__Excerpts from a layout annotation set__:
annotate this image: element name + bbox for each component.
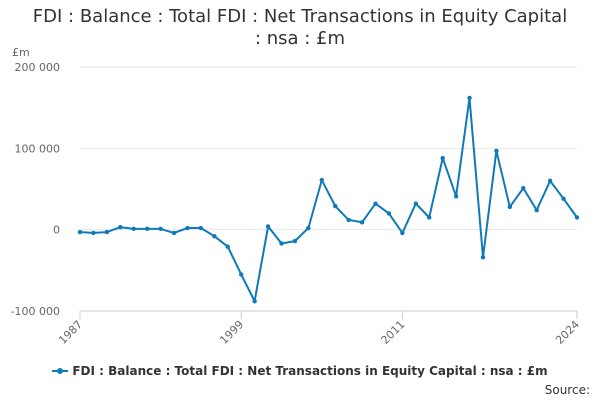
data-point[interactable] (306, 225, 311, 231)
data-point[interactable] (547, 178, 553, 184)
legend-item[interactable]: FDI : Balance : Total FDI : Net Transact… (52, 364, 548, 378)
data-point[interactable] (144, 226, 150, 232)
data-point[interactable] (279, 241, 284, 246)
axis-layer: -100 000 0 100 000 200 000 £m 1987 1999 2011 202… (11, 46, 583, 347)
data-point[interactable] (521, 185, 526, 191)
grid-layer (80, 66, 577, 312)
data-point[interactable] (104, 229, 110, 235)
data-point[interactable] (359, 220, 365, 225)
data-point[interactable] (171, 230, 177, 236)
data-point[interactable] (333, 203, 338, 209)
data-point[interactable] (574, 215, 580, 220)
data-point[interactable] (467, 95, 472, 101)
chart-title: FDI : Balance : Total FDI : Net Transact… (0, 6, 600, 50)
data-point[interactable] (494, 148, 499, 153)
data-point[interactable] (346, 217, 351, 223)
data-point[interactable] (198, 225, 204, 231)
x-tick-label: 1987 (56, 318, 85, 347)
data-point[interactable] (427, 215, 432, 220)
data-point[interactable] (265, 224, 271, 229)
data-point[interactable] (118, 225, 123, 230)
data-point[interactable] (373, 201, 378, 206)
data-point[interactable] (252, 299, 257, 304)
data-point[interactable] (561, 196, 566, 201)
data-point[interactable] (225, 244, 230, 249)
source-label: Source: (544, 383, 590, 397)
data-point[interactable] (238, 272, 244, 277)
data-point[interactable] (534, 207, 539, 213)
series-line (79, 96, 578, 303)
x-tick-label: 2024 (553, 318, 582, 347)
data-point[interactable] (91, 230, 96, 236)
y-tick-label: 100 000 (15, 142, 61, 155)
data-point[interactable] (400, 230, 405, 236)
data-point[interactable] (453, 194, 459, 199)
data-point[interactable] (158, 226, 163, 232)
y-tick-label: 200 000 (15, 61, 61, 74)
legend: FDI : Balance : Total FDI : Net Transact… (0, 364, 600, 380)
x-tick-label: 1999 (217, 318, 246, 347)
data-point[interactable] (185, 225, 190, 231)
legend-label: FDI : Balance : Total FDI : Net Transact… (72, 364, 548, 378)
data-point[interactable] (507, 204, 513, 210)
data-point[interactable] (413, 201, 419, 206)
data-point[interactable] (292, 238, 298, 244)
legend-line-marker-icon (52, 365, 69, 377)
chart-title-line-1: FDI : Balance : Total FDI : Net Transact… (32, 6, 568, 27)
chart-title-line-2: : nsa : £m (254, 28, 346, 49)
data-point[interactable] (319, 177, 324, 183)
data-point[interactable] (77, 229, 83, 235)
y-tick-label: -100 000 (11, 305, 60, 318)
x-tick-label: 2011 (379, 318, 408, 347)
data-point[interactable] (212, 233, 217, 239)
data-point[interactable] (480, 255, 486, 260)
data-point[interactable] (131, 226, 136, 232)
data-point[interactable] (386, 211, 392, 216)
series-layer (77, 95, 580, 304)
y-axis-label: £m (12, 46, 30, 59)
y-tick-label: 0 (53, 224, 60, 237)
data-point[interactable] (440, 155, 445, 161)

__Stated goal__:
Express the listing lines as a Markdown table with the columns Row and Line, leaving out any blank lines. Begin at the line that contains "data-point[interactable] (306, 225, 311, 231)" and stop after the line that contains "data-point[interactable] (561, 196, 566, 201)".

__Result of this task__:
| Row | Line |
|---|---|
| 1 | data-point[interactable] (306, 225, 311, 231) |
| 2 | data-point[interactable] (547, 178, 553, 184) |
| 3 | legend-item[interactable]: FDI : Balance : Total FDI : Net Transact… (52, 364, 548, 378) |
| 4 | data-point[interactable] (144, 226, 150, 232) |
| 5 | data-point[interactable] (279, 241, 284, 246) |
| 6 | axis-layer: -100 000 0 100 000 200 000 £m 1987 1999 2011 202… (11, 46, 583, 347) |
| 7 | data-point[interactable] (521, 185, 526, 191) |
| 8 | grid-layer (80, 66, 577, 312) |
| 9 | data-point[interactable] (104, 229, 110, 235) |
| 10 | data-point[interactable] (359, 220, 365, 225) |
| 11 | data-point[interactable] (171, 230, 177, 236) |
| 12 | data-point[interactable] (333, 203, 338, 209) |
| 13 | data-point[interactable] (574, 215, 580, 220) |
| 14 | data-point[interactable] (467, 95, 472, 101) |
| 15 | chart-title: FDI : Balance : Total FDI : Net Transact… (0, 6, 600, 50) |
| 16 | data-point[interactable] (494, 148, 499, 153) |
| 17 | data-point[interactable] (346, 217, 351, 223) |
| 18 | data-point[interactable] (198, 225, 204, 231) |
| 19 | x-tick-label: 1987 (56, 318, 85, 347) |
| 20 | data-point[interactable] (427, 215, 432, 220) |
| 21 | data-point[interactable] (265, 224, 271, 229) |
| 22 | data-point[interactable] (118, 225, 123, 230) |
| 23 | data-point[interactable] (373, 201, 378, 206) |
| 24 | data-point[interactable] (252, 299, 257, 304) |
| 25 | data-point[interactable] (561, 196, 566, 201) |